— start of MATERIAL SHOWN —

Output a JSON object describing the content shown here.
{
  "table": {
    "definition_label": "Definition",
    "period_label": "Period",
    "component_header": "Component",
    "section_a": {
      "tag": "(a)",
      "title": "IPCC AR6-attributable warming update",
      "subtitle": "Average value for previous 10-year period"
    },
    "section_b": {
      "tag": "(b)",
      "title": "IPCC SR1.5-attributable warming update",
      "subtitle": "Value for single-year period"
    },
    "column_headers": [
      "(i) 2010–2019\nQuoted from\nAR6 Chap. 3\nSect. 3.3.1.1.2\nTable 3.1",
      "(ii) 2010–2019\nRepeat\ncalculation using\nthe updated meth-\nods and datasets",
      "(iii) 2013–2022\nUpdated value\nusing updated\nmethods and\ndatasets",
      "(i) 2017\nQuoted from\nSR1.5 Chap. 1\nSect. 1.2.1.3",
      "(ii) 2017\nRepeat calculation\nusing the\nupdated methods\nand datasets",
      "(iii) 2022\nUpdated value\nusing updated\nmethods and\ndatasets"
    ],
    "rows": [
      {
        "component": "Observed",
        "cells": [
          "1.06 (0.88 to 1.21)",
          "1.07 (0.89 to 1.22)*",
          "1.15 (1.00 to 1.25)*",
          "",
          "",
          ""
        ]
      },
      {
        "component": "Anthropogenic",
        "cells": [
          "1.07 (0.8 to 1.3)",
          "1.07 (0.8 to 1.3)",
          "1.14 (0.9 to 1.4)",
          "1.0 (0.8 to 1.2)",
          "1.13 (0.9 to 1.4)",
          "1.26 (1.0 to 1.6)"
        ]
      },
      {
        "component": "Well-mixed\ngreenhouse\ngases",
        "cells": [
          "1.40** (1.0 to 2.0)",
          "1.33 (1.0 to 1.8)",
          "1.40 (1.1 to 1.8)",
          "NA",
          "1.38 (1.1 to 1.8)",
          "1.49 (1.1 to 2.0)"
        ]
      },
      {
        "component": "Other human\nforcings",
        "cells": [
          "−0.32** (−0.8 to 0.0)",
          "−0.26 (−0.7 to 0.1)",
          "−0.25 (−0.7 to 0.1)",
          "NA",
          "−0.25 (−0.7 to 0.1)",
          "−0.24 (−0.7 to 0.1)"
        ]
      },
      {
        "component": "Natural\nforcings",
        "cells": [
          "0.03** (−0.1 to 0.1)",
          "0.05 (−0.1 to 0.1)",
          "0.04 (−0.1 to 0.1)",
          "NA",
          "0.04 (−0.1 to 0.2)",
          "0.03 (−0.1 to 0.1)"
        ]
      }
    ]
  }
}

— end of MATERIAL SHOWN —

* _TASK PROMPT_: Find every line that includes the string "nQuoted". Report how many there are and nothing else.

* _PROBLEM SOLUTION_: 2